What the task requires. Can you print the data exactly and leave out each image?

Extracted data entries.
>> start

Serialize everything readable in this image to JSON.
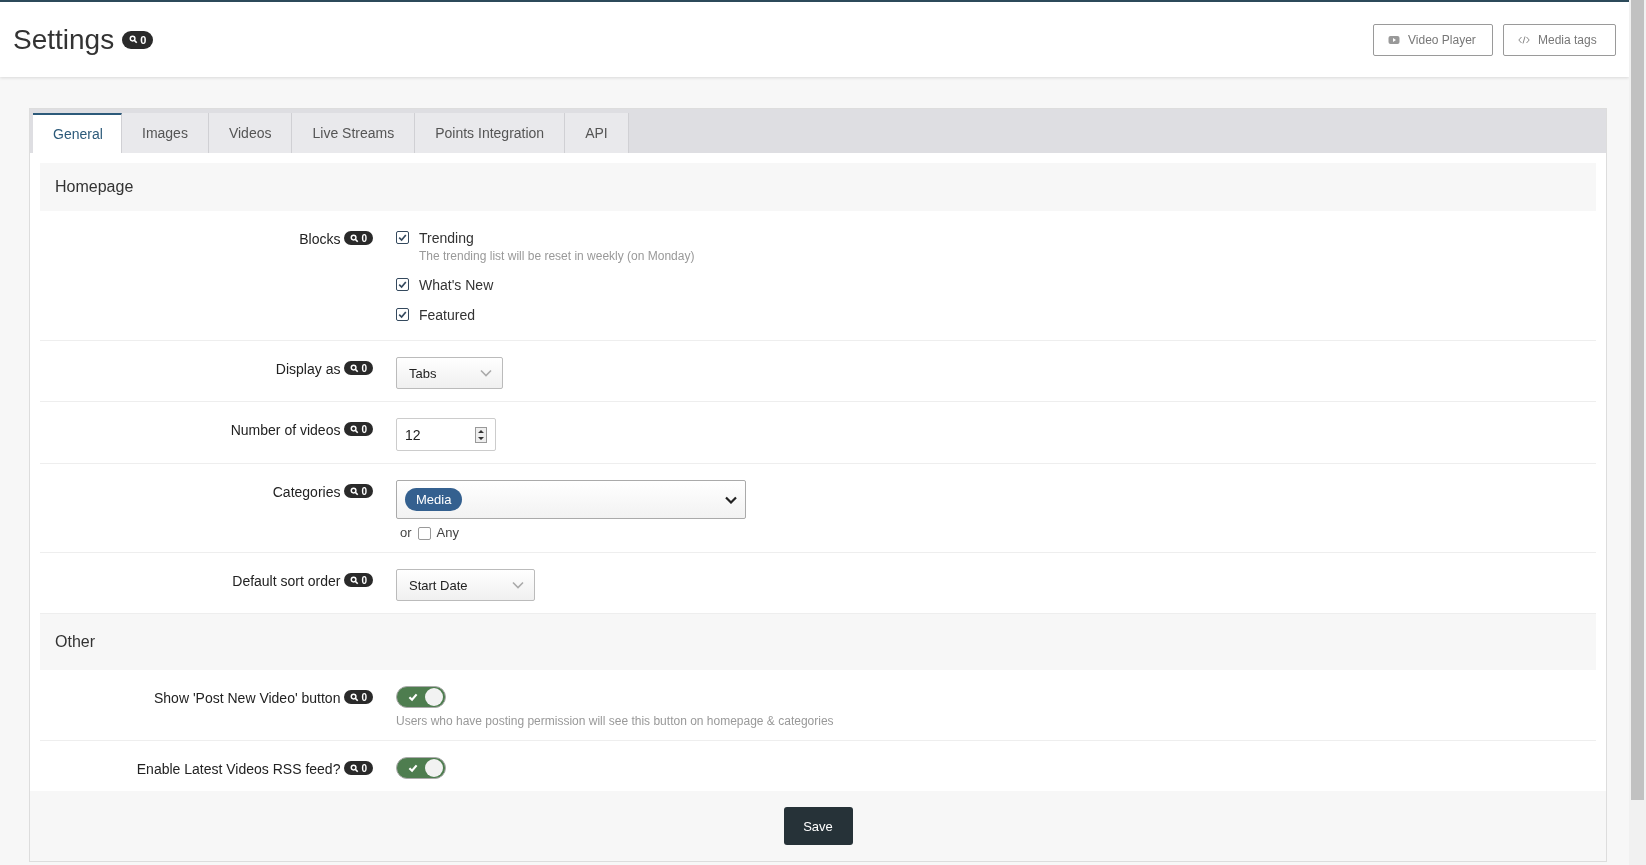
{
  "header": {
    "title": "Settings",
    "badge": "0",
    "buttons": [
      {
        "label": "Video Player",
        "kind": "video"
      },
      {
        "label": "Media tags",
        "kind": "code"
      }
    ]
  },
  "tabs": [
    {
      "label": "General",
      "selected": true
    },
    {
      "label": "Images",
      "selected": false
    },
    {
      "label": "Videos",
      "selected": false
    },
    {
      "label": "Live Streams",
      "selected": false
    },
    {
      "label": "Points Integration",
      "selected": false
    },
    {
      "label": "API",
      "selected": false
    }
  ],
  "sections": [
    {
      "title": "Homepage",
      "fields": [
        {
          "label": "Blocks",
          "badge": "0",
          "kind": "checkboxes",
          "options": [
            {
              "label": "Trending",
              "checked": true,
              "help": "The trending list will be reset in weekly (on Monday)"
            },
            {
              "label": "What's New",
              "checked": true
            },
            {
              "label": "Featured",
              "checked": true
            }
          ]
        },
        {
          "label": "Display as",
          "badge": "0",
          "kind": "select",
          "value": "Tabs"
        },
        {
          "label": "Number of videos",
          "badge": "0",
          "kind": "number",
          "value": "12"
        },
        {
          "label": "Categories",
          "badge": "0",
          "kind": "tags",
          "tags": [
            "Media"
          ],
          "any": {
            "prefix": "or",
            "label": "Any",
            "checked": false
          }
        },
        {
          "label": "Default sort order",
          "badge": "0",
          "kind": "select",
          "value": "Start Date"
        }
      ]
    },
    {
      "title": "Other",
      "fields": [
        {
          "label": "Show 'Post New Video' button",
          "badge": "0",
          "kind": "toggle",
          "on": true,
          "help": "Users who have posting permission will see this button on homepage & categories"
        },
        {
          "label": "Enable Latest Videos RSS feed?",
          "badge": "0",
          "kind": "toggle",
          "on": true
        }
      ]
    }
  ],
  "save": "Save"
}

>> end

Solution.
Serialize everything readable in this image to JSON.
{
  "header": {
    "title": "Settings",
    "badge": "0",
    "buttons": [
      {
        "label": "Video Player",
        "kind": "video"
      },
      {
        "label": "Media tags",
        "kind": "code"
      }
    ]
  },
  "tabs": [
    {
      "label": "General",
      "selected": true
    },
    {
      "label": "Images",
      "selected": false
    },
    {
      "label": "Videos",
      "selected": false
    },
    {
      "label": "Live Streams",
      "selected": false
    },
    {
      "label": "Points Integration",
      "selected": false
    },
    {
      "label": "API",
      "selected": false
    }
  ],
  "sections": [
    {
      "title": "Homepage",
      "fields": [
        {
          "label": "Blocks",
          "badge": "0",
          "kind": "checkboxes",
          "options": [
            {
              "label": "Trending",
              "checked": true,
              "help": "The trending list will be reset in weekly (on Monday)"
            },
            {
              "label": "What's New",
              "checked": true
            },
            {
              "label": "Featured",
              "checked": true
            }
          ]
        },
        {
          "label": "Display as",
          "badge": "0",
          "kind": "select",
          "value": "Tabs"
        },
        {
          "label": "Number of videos",
          "badge": "0",
          "kind": "number",
          "value": "12"
        },
        {
          "label": "Categories",
          "badge": "0",
          "kind": "tags",
          "tags": [
            "Media"
          ],
          "any": {
            "prefix": "or",
            "label": "Any",
            "checked": false
          }
        },
        {
          "label": "Default sort order",
          "badge": "0",
          "kind": "select",
          "value": "Start Date"
        }
      ]
    },
    {
      "title": "Other",
      "fields": [
        {
          "label": "Show 'Post New Video' button",
          "badge": "0",
          "kind": "toggle",
          "on": true,
          "help": "Users who have posting permission will see this button on homepage & categories"
        },
        {
          "label": "Enable Latest Videos RSS feed?",
          "badge": "0",
          "kind": "toggle",
          "on": true
        }
      ]
    }
  ],
  "save": "Save"
}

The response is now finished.